— begin Stored data —

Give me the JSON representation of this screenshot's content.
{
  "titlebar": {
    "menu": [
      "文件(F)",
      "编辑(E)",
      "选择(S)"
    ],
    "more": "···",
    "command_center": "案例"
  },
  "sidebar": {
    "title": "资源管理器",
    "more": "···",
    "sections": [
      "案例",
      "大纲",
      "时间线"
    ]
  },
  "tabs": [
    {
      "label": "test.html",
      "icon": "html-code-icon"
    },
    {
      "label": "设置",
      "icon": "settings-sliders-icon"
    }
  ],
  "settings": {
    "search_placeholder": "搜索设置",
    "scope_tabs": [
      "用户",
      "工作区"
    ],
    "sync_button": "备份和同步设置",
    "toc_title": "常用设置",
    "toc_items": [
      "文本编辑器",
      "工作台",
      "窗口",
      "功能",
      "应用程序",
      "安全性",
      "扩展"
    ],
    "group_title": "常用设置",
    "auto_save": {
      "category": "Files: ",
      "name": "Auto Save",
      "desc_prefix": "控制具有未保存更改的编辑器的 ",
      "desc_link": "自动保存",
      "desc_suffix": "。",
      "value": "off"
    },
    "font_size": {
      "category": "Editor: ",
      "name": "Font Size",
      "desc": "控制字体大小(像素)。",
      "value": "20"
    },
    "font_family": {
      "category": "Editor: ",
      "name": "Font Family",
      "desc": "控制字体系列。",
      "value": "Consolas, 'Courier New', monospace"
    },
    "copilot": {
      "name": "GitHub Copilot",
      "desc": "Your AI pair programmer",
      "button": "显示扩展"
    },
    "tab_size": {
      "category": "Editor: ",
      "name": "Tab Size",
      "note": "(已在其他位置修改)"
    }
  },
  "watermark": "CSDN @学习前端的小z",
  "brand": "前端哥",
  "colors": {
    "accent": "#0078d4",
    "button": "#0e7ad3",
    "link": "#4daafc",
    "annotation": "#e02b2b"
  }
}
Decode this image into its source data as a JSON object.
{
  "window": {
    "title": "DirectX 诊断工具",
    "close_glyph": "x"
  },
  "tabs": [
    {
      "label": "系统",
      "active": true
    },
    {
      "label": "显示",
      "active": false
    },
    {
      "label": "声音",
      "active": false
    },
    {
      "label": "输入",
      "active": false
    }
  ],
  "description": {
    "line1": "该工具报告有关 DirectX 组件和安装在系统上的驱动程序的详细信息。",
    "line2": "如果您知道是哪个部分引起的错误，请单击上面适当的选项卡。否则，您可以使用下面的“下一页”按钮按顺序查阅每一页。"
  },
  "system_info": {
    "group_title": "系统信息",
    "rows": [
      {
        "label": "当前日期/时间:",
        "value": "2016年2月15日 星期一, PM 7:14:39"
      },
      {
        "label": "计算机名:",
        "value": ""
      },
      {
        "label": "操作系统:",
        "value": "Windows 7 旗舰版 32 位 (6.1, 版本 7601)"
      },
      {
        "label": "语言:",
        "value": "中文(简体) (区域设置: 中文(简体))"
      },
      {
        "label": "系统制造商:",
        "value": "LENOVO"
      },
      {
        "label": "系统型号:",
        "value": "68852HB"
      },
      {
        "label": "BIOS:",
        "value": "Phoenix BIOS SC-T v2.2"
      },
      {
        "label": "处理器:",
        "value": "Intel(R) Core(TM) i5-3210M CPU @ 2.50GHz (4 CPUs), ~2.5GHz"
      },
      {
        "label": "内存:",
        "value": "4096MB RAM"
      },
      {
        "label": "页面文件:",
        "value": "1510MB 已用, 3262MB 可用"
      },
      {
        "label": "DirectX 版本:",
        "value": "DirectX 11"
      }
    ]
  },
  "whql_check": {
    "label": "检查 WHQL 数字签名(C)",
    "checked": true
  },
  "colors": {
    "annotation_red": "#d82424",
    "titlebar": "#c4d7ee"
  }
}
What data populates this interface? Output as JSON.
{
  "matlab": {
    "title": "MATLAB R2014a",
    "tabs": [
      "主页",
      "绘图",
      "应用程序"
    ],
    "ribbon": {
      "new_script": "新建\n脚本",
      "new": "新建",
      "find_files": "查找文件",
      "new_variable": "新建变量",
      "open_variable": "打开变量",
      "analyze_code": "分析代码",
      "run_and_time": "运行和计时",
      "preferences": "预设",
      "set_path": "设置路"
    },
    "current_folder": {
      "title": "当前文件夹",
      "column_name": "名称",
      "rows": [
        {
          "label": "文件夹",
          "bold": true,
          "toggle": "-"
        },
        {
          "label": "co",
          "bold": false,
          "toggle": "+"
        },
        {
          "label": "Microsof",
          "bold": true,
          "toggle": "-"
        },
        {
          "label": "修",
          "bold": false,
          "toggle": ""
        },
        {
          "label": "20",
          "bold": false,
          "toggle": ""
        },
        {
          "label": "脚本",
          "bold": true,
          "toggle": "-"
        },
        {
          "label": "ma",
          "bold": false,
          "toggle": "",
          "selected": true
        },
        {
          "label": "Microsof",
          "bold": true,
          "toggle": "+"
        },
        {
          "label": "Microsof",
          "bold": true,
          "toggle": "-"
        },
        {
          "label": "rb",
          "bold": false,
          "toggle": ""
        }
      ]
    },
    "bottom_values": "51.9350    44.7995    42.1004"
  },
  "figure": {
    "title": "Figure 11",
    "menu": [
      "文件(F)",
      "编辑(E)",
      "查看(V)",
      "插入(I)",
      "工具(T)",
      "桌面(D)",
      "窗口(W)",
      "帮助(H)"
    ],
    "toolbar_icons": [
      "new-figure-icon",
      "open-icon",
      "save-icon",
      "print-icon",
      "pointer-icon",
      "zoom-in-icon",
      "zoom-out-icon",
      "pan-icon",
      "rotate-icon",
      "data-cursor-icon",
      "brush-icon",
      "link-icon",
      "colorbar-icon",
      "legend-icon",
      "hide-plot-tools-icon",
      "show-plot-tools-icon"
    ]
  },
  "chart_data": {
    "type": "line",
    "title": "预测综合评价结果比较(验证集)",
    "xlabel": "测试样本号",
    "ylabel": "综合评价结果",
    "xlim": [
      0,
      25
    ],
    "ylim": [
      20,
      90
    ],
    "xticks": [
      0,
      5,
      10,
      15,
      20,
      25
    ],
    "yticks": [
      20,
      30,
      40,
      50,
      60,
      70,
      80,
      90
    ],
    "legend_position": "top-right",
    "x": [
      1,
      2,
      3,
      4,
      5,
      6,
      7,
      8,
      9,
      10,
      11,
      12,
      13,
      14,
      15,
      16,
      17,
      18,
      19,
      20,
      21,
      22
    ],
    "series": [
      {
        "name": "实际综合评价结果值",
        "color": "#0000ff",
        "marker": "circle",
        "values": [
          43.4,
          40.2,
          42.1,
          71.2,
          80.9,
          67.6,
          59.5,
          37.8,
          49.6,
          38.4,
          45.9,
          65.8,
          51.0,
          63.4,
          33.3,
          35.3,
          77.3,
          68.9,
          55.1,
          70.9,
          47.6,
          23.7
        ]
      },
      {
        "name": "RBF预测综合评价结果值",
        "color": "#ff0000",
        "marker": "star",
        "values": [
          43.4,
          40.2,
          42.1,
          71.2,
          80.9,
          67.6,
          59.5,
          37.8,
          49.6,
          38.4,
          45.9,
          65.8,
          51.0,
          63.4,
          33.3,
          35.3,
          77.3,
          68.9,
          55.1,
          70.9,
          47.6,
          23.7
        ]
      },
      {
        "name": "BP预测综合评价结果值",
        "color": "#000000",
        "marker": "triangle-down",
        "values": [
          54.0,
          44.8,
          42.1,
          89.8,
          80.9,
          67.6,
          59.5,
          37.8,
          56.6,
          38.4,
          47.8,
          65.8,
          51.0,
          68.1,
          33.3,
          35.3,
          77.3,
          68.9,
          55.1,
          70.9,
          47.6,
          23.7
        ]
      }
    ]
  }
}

— end Stored data —

What you have to do ▸ Print out the whole listing exactly as it appears.

Answer for the task ▸
Give me the JSON representation of this screenshot's content.
{
  "titlebar": {
    "menu": [
      "文件(F)",
      "编辑(E)",
      "选择(S)"
    ],
    "more": "···",
    "command_center": "案例"
  },
  "sidebar": {
    "title": "资源管理器",
    "more": "···",
    "sections": [
      "案例",
      "大纲",
      "时间线"
    ]
  },
  "tabs": [
    {
      "label": "test.html",
      "icon": "html-code-icon"
    },
    {
      "label": "设置",
      "icon": "settings-sliders-icon"
    }
  ],
  "settings": {
    "search_placeholder": "搜索设置",
    "scope_tabs": [
      "用户",
      "工作区"
    ],
    "sync_button": "备份和同步设置",
    "toc_title": "常用设置",
    "toc_items": [
      "文本编辑器",
      "工作台",
      "窗口",
      "功能",
      "应用程序",
      "安全性",
      "扩展"
    ],
    "group_title": "常用设置",
    "auto_save": {
      "category": "Files: ",
      "name": "Auto Save",
      "desc_prefix": "控制具有未保存更改的编辑器的 ",
      "desc_link": "自动保存",
      "desc_suffix": "。",
      "value": "off"
    },
    "font_size": {
      "category": "Editor: ",
      "name": "Font Size",
      "desc": "控制字体大小(像素)。",
      "value": "20"
    },
    "font_family": {
      "category": "Editor: ",
      "name": "Font Family",
      "desc": "控制字体系列。",
      "value": "Consolas, 'Courier New', monospace"
    },
    "copilot": {
      "name": "GitHub Copilot",
      "desc": "Your AI pair programmer",
      "button": "显示扩展"
    },
    "tab_size": {
      "category": "Editor: ",
      "name": "Tab Size",
      "note": "(已在其他位置修改)"
    }
  },
  "watermark": "CSDN @学习前端的小z",
  "brand": "前端哥",
  "colors": {
    "accent": "#0078d4",
    "button": "#0e7ad3",
    "link": "#4daafc",
    "annotation": "#e02b2b"
  }
}
Decode this image into its source data as a JSON object.
{
  "window": {
    "title": "DirectX 诊断工具",
    "close_glyph": "x"
  },
  "tabs": [
    {
      "label": "系统",
      "active": true
    },
    {
      "label": "显示",
      "active": false
    },
    {
      "label": "声音",
      "active": false
    },
    {
      "label": "输入",
      "active": false
    }
  ],
  "description": {
    "line1": "该工具报告有关 DirectX 组件和安装在系统上的驱动程序的详细信息。",
    "line2": "如果您知道是哪个部分引起的错误，请单击上面适当的选项卡。否则，您可以使用下面的“下一页”按钮按顺序查阅每一页。"
  },
  "system_info": {
    "group_title": "系统信息",
    "rows": [
      {
        "label": "当前日期/时间:",
        "value": "2016年2月15日 星期一, PM 7:14:39"
      },
      {
        "label": "计算机名:",
        "value": ""
      },
      {
        "label": "操作系统:",
        "value": "Windows 7 旗舰版 32 位 (6.1, 版本 7601)"
      },
      {
        "label": "语言:",
        "value": "中文(简体) (区域设置: 中文(简体))"
      },
      {
        "label": "系统制造商:",
        "value": "LENOVO"
      },
      {
        "label": "系统型号:",
        "value": "68852HB"
      },
      {
        "label": "BIOS:",
        "value": "Phoenix BIOS SC-T v2.2"
      },
      {
        "label": "处理器:",
        "value": "Intel(R) Core(TM) i5-3210M CPU @ 2.50GHz (4 CPUs), ~2.5GHz"
      },
      {
        "label": "内存:",
        "value": "4096MB RAM"
      },
      {
        "label": "页面文件:",
        "value": "1510MB 已用, 3262MB 可用"
      },
      {
        "label": "DirectX 版本:",
        "value": "DirectX 11"
      }
    ]
  },
  "whql_check": {
    "label": "检查 WHQL 数字签名(C)",
    "checked": true
  },
  "colors": {
    "annotation_red": "#d82424",
    "titlebar": "#c4d7ee"
  }
}
What data populates this interface? Output as JSON.
{
  "matlab": {
    "title": "MATLAB R2014a",
    "tabs": [
      "主页",
      "绘图",
      "应用程序"
    ],
    "ribbon": {
      "new_script": "新建\n脚本",
      "new": "新建",
      "find_files": "查找文件",
      "new_variable": "新建变量",
      "open_variable": "打开变量",
      "analyze_code": "分析代码",
      "run_and_time": "运行和计时",
      "preferences": "预设",
      "set_path": "设置路"
    },
    "current_folder": {
      "title": "当前文件夹",
      "column_name": "名称",
      "rows": [
        {
          "label": "文件夹",
          "bold": true,
          "toggle": "-"
        },
        {
          "label": "co",
          "bold": false,
          "toggle": "+"
        },
        {
          "label": "Microsof",
          "bold": true,
          "toggle": "-"
        },
        {
          "label": "修",
          "bold": false,
          "toggle": ""
        },
        {
          "label": "20",
          "bold": false,
          "toggle": ""
        },
        {
          "label": "脚本",
          "bold": true,
          "toggle": "-"
        },
        {
          "label": "ma",
          "bold": false,
          "toggle": "",
          "selected": true
        },
        {
          "label": "Microsof",
          "bold": true,
          "toggle": "+"
        },
        {
          "label": "Microsof",
          "bold": true,
          "toggle": "-"
        },
        {
          "label": "rb",
          "bold": false,
          "toggle": ""
        }
      ]
    },
    "bottom_values": "51.9350    44.7995    42.1004"
  },
  "figure": {
    "title": "Figure 11",
    "menu": [
      "文件(F)",
      "编辑(E)",
      "查看(V)",
      "插入(I)",
      "工具(T)",
      "桌面(D)",
      "窗口(W)",
      "帮助(H)"
    ],
    "toolbar_icons": [
      "new-figure-icon",
      "open-icon",
      "save-icon",
      "print-icon",
      "pointer-icon",
      "zoom-in-icon",
      "zoom-out-icon",
      "pan-icon",
      "rotate-icon",
      "data-cursor-icon",
      "brush-icon",
      "link-icon",
      "colorbar-icon",
      "legend-icon",
      "hide-plot-tools-icon",
      "show-plot-tools-icon"
    ]
  },
  "chart_data": {
    "type": "line",
    "title": "预测综合评价结果比较(验证集)",
    "xlabel": "测试样本号",
    "ylabel": "综合评价结果",
    "xlim": [
      0,
      25
    ],
    "ylim": [
      20,
      90
    ],
    "xticks": [
      0,
      5,
      10,
      15,
      20,
      25
    ],
    "yticks": [
      20,
      30,
      40,
      50,
      60,
      70,
      80,
      90
    ],
    "legend_position": "top-right",
    "x": [
      1,
      2,
      3,
      4,
      5,
      6,
      7,
      8,
      9,
      10,
      11,
      12,
      13,
      14,
      15,
      16,
      17,
      18,
      19,
      20,
      21,
      22
    ],
    "series": [
      {
        "name": "实际综合评价结果值",
        "color": "#0000ff",
        "marker": "circle",
        "values": [
          43.4,
          40.2,
          42.1,
          71.2,
          80.9,
          67.6,
          59.5,
          37.8,
          49.6,
          38.4,
          45.9,
          65.8,
          51.0,
          63.4,
          33.3,
          35.3,
          77.3,
          68.9,
          55.1,
          70.9,
          47.6,
          23.7
        ]
      },
      {
        "name": "RBF预测综合评价结果值",
        "color": "#ff0000",
        "marker": "star",
        "values": [
          43.4,
          40.2,
          42.1,
          71.2,
          80.9,
          67.6,
          59.5,
          37.8,
          49.6,
          38.4,
          45.9,
          65.8,
          51.0,
          63.4,
          33.3,
          35.3,
          77.3,
          68.9,
          55.1,
          70.9,
          47.6,
          23.7
        ]
      },
      {
        "name": "BP预测综合评价结果值",
        "color": "#000000",
        "marker": "triangle-down",
        "values": [
          54.0,
          44.8,
          42.1,
          89.8,
          80.9,
          67.6,
          59.5,
          37.8,
          56.6,
          38.4,
          47.8,
          65.8,
          51.0,
          68.1,
          33.3,
          35.3,
          77.3,
          68.9,
          55.1,
          70.9,
          47.6,
          23.7
        ]
      }
    ]
  }
}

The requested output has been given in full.